[Records from a data collection]

_ _ _

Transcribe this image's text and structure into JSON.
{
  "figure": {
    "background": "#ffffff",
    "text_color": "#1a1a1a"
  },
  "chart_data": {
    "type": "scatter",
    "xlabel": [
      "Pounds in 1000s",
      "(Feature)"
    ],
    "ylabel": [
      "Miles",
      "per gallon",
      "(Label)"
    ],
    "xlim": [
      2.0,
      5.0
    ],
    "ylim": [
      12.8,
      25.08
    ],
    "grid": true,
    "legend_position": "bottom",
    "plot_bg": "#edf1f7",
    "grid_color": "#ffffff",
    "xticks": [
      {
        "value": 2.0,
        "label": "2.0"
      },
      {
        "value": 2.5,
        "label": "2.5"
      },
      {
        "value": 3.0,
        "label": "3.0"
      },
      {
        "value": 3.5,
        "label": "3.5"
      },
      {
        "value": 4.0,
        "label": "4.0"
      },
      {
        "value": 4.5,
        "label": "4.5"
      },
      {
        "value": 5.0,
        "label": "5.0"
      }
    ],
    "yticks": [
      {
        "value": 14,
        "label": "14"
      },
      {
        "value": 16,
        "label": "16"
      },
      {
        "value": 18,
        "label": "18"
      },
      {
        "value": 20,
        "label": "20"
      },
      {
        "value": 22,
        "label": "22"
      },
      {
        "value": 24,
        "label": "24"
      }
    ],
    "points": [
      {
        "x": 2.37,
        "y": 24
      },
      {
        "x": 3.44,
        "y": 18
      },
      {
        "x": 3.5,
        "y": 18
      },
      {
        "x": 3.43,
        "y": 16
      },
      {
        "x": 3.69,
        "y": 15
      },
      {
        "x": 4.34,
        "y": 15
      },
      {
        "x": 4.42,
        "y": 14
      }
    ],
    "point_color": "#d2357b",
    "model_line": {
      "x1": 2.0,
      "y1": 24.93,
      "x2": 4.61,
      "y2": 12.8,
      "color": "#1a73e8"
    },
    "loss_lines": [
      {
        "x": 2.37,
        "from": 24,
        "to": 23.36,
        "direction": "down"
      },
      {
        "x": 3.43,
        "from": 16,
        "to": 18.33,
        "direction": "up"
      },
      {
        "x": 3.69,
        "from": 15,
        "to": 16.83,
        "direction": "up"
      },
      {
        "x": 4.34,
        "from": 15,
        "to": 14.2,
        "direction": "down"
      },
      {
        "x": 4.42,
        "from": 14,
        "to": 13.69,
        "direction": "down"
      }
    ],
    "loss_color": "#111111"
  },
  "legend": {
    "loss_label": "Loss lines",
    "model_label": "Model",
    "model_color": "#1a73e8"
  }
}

_ _ _

* [What you need to do]
Using the listing, copy every line where the word "ffffff" shows up.

* [The result]
    "background": "#ffffff",
    "grid_color": "#ffffff",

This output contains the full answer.